INSTRUCTION | Skip the images and return the records below exactly.

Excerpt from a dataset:
..............................
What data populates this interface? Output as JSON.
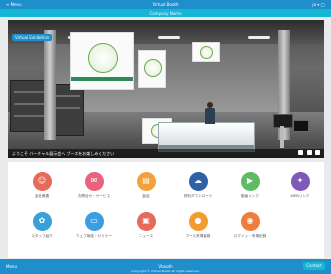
{
  "header": {
    "left_label": "≡ Menu",
    "title": "Virtual Booth",
    "right_label": "ja ▾ ◯",
    "subtitle": "Company Name"
  },
  "scene": {
    "overlay_title": "Virtual Exhibition",
    "caption": "ようこそ バーチャル展示会へ ブースをお楽しみください",
    "controls_label": "Controls"
  },
  "menu": {
    "items": [
      {
        "label": "会社概要",
        "icon": "person-icon",
        "color": "#e86a5c",
        "glyph": "☺"
      },
      {
        "label": "お問合せ・サービス",
        "icon": "mail-icon",
        "color": "#e8637e",
        "glyph": "✉"
      },
      {
        "label": "製品",
        "icon": "document-icon",
        "color": "#f2a13b",
        "glyph": "▤"
      },
      {
        "label": "資料ダウンロード",
        "icon": "download-icon",
        "color": "#2f5fa5",
        "glyph": "☁"
      },
      {
        "label": "動画リンク",
        "icon": "video-icon",
        "color": "#5dbb63",
        "glyph": "▶"
      },
      {
        "label": "WEBリンク",
        "icon": "link-icon",
        "color": "#7d59b8",
        "glyph": "✦"
      },
      {
        "label": "スタッフ紹介",
        "icon": "settings-icon",
        "color": "#3aa0d8",
        "glyph": "✿"
      },
      {
        "label": "ウェブ商談・セミナー",
        "icon": "monitor-icon",
        "color": "#3a9ee0",
        "glyph": "▭"
      },
      {
        "label": "ニュース",
        "icon": "news-icon",
        "color": "#e86a5c",
        "glyph": "▣"
      },
      {
        "label": "ブース来場者数",
        "icon": "pin-icon",
        "color": "#f29b2e",
        "glyph": "●"
      },
      {
        "label": "ログイン・来場記録",
        "icon": "user-circle-icon",
        "color": "#f07d3b",
        "glyph": "◉"
      }
    ]
  },
  "footer": {
    "left_label": "Menu",
    "center_label": "Vbooth",
    "button_label": "Contact",
    "copyright": "Copyright © Virtual Booth All rights reserved."
  }
}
..............................
FINISHED ANSWER |
What data populates this interface? Output as JSON.
{
  "header": {
    "left_label": "≡ Menu",
    "title": "Virtual Booth",
    "right_label": "ja ▾ ◯",
    "subtitle": "Company Name"
  },
  "scene": {
    "overlay_title": "Virtual Exhibition",
    "caption": "ようこそ バーチャル展示会へ ブースをお楽しみください",
    "controls_label": "Controls"
  },
  "menu": {
    "items": [
      {
        "label": "会社概要",
        "icon": "person-icon",
        "color": "#e86a5c",
        "glyph": "☺"
      },
      {
        "label": "お問合せ・サービス",
        "icon": "mail-icon",
        "color": "#e8637e",
        "glyph": "✉"
      },
      {
        "label": "製品",
        "icon": "document-icon",
        "color": "#f2a13b",
        "glyph": "▤"
      },
      {
        "label": "資料ダウンロード",
        "icon": "download-icon",
        "color": "#2f5fa5",
        "glyph": "☁"
      },
      {
        "label": "動画リンク",
        "icon": "video-icon",
        "color": "#5dbb63",
        "glyph": "▶"
      },
      {
        "label": "WEBリンク",
        "icon": "link-icon",
        "color": "#7d59b8",
        "glyph": "✦"
      },
      {
        "label": "スタッフ紹介",
        "icon": "settings-icon",
        "color": "#3aa0d8",
        "glyph": "✿"
      },
      {
        "label": "ウェブ商談・セミナー",
        "icon": "monitor-icon",
        "color": "#3a9ee0",
        "glyph": "▭"
      },
      {
        "label": "ニュース",
        "icon": "news-icon",
        "color": "#e86a5c",
        "glyph": "▣"
      },
      {
        "label": "ブース来場者数",
        "icon": "pin-icon",
        "color": "#f29b2e",
        "glyph": "●"
      },
      {
        "label": "ログイン・来場記録",
        "icon": "user-circle-icon",
        "color": "#f07d3b",
        "glyph": "◉"
      }
    ]
  },
  "footer": {
    "left_label": "Menu",
    "center_label": "Vbooth",
    "button_label": "Contact",
    "copyright": "Copyright © Virtual Booth All rights reserved."
  }
}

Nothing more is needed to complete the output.